Rows from a dataset
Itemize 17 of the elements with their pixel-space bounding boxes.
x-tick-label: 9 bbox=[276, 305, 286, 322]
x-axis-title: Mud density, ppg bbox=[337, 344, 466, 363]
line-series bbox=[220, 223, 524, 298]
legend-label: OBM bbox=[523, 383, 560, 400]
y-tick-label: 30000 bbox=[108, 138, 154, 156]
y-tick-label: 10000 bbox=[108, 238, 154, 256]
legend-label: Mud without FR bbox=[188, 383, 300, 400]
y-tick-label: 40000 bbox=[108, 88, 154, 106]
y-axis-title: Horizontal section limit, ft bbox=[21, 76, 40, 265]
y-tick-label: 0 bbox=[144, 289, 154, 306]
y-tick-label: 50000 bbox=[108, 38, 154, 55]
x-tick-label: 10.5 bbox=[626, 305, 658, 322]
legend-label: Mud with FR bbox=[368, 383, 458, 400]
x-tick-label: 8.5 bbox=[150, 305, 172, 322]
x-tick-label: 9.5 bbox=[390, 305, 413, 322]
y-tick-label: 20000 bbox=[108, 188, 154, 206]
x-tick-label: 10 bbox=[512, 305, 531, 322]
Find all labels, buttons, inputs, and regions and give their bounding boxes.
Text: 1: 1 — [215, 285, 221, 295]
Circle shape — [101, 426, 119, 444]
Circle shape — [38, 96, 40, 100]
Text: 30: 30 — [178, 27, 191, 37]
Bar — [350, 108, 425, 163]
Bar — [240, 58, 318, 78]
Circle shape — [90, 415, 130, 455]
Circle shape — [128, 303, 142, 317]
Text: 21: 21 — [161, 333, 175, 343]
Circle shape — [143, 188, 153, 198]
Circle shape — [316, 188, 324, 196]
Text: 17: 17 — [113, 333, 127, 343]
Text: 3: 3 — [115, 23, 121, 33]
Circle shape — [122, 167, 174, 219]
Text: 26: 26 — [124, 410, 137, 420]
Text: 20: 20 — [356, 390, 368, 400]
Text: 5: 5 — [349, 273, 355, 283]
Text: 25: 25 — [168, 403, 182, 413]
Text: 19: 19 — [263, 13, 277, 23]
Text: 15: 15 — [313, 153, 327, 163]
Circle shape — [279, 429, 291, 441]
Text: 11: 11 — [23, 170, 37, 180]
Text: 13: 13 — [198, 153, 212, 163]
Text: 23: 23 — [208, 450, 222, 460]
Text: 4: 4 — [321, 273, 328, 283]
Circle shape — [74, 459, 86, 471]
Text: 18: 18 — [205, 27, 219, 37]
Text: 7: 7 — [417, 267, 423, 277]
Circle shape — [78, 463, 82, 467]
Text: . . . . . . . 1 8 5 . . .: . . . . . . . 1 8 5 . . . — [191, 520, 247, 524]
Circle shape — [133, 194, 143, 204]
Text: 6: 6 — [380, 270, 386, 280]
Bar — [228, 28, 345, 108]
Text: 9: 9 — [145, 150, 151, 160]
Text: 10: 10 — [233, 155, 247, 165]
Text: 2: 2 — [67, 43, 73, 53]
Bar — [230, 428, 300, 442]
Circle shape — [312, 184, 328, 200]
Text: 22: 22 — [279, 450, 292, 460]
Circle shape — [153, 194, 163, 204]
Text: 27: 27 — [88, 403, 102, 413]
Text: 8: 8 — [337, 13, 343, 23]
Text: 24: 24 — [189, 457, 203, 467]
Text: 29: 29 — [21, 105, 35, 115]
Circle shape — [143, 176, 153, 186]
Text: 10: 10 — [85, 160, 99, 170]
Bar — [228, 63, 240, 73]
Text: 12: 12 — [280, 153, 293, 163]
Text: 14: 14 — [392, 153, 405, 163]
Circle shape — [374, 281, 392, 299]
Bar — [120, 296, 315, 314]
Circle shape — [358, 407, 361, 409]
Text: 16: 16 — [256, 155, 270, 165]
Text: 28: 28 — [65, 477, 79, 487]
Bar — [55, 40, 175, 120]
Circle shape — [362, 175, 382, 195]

Aim:
Convert everything from the start of the rows down to and including the line containing "y-tick-label: 10000 bbox=[108, 238, 154, 256]" into a Markdown table with the columns "Row" and "Line". Number each line and omit any blank lines.

Finished answer:
| Row | Line |
|---|---|
| 1 | Itemize 17 of the elements with their pixel-space bounding boxes. |
| 2 | x-tick-label: 9 bbox=[276, 305, 286, 322] |
| 3 | x-axis-title: Mud density, ppg bbox=[337, 344, 466, 363] |
| 4 | line-series bbox=[220, 223, 524, 298] |
| 5 | legend-label: OBM bbox=[523, 383, 560, 400] |
| 6 | y-tick-label: 30000 bbox=[108, 138, 154, 156] |
| 7 | y-tick-label: 10000 bbox=[108, 238, 154, 256] |